Rows from a dataset:
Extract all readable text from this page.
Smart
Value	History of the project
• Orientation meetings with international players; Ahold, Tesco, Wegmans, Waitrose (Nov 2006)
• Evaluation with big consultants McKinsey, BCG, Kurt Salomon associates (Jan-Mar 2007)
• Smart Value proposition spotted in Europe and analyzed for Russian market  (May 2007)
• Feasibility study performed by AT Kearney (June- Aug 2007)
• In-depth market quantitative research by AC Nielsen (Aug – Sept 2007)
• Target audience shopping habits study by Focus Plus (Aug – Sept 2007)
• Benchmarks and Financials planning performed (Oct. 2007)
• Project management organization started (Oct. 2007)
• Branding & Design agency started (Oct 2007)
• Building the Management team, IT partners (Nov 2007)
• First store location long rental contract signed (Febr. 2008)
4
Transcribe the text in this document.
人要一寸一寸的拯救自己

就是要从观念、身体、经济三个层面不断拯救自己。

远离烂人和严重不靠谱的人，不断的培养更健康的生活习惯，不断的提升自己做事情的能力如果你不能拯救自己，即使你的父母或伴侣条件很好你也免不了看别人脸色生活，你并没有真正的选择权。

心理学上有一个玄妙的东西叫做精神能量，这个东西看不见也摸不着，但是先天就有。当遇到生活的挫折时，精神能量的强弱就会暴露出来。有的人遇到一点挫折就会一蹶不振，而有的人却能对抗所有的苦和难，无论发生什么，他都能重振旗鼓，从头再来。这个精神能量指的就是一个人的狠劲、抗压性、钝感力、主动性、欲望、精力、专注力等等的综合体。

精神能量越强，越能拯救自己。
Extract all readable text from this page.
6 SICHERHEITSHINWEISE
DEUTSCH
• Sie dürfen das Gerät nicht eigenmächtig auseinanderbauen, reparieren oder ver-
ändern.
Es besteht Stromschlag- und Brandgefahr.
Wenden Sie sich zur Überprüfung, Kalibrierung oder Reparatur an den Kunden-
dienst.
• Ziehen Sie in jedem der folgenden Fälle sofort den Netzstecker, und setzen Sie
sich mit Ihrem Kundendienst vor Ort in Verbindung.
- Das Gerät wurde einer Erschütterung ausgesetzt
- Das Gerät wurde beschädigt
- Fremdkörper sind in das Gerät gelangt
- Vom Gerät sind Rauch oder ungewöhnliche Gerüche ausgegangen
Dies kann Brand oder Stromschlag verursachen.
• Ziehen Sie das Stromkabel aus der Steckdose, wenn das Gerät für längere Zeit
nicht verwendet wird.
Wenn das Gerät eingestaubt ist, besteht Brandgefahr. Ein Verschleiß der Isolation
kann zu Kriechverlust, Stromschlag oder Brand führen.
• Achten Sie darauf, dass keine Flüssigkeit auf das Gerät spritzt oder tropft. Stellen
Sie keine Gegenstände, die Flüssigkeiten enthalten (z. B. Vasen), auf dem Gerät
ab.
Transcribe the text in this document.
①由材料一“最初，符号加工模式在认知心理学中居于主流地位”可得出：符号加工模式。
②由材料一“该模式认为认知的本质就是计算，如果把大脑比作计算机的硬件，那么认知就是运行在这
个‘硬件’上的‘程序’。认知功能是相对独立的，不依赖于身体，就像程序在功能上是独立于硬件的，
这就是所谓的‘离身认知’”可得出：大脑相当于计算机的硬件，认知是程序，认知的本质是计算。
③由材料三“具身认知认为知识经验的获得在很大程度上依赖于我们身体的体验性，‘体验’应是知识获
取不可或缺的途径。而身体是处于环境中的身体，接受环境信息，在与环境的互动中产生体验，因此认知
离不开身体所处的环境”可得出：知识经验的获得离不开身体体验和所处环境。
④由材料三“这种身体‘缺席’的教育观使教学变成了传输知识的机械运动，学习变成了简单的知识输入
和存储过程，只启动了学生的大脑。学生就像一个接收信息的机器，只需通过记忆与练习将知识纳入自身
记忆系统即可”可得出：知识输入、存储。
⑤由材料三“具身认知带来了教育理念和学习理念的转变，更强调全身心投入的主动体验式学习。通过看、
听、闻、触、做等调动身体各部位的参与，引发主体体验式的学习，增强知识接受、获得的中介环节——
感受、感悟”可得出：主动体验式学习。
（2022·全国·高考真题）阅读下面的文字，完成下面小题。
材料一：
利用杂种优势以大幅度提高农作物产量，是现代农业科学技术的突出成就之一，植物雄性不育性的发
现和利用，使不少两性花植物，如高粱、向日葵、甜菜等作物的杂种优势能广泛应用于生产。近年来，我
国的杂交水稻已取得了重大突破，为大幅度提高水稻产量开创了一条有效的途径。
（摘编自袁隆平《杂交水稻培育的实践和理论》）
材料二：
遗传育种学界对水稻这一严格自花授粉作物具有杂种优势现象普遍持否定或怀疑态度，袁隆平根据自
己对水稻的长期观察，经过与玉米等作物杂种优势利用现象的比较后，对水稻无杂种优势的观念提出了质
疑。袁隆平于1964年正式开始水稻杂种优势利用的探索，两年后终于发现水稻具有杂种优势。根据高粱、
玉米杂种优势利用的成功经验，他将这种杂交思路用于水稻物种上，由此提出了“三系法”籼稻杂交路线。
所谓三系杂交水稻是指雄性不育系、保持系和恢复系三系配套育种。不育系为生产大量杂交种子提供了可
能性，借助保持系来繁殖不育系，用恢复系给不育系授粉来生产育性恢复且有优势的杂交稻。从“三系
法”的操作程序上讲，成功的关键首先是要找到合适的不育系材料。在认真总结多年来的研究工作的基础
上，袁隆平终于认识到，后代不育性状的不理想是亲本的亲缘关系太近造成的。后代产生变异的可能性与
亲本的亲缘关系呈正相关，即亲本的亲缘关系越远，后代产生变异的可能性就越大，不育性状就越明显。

### GIVEN REQUEST
Identify the lines in the entries that hold "Ziehen" and return each one.

### ANSWER IN FULL
• Ziehen Sie in jedem der folgenden Fälle sofort den Netzstecker, und setzen Sie
• Ziehen Sie das Stromkabel aus der Steckdose, wenn das Gerät für längere Zeit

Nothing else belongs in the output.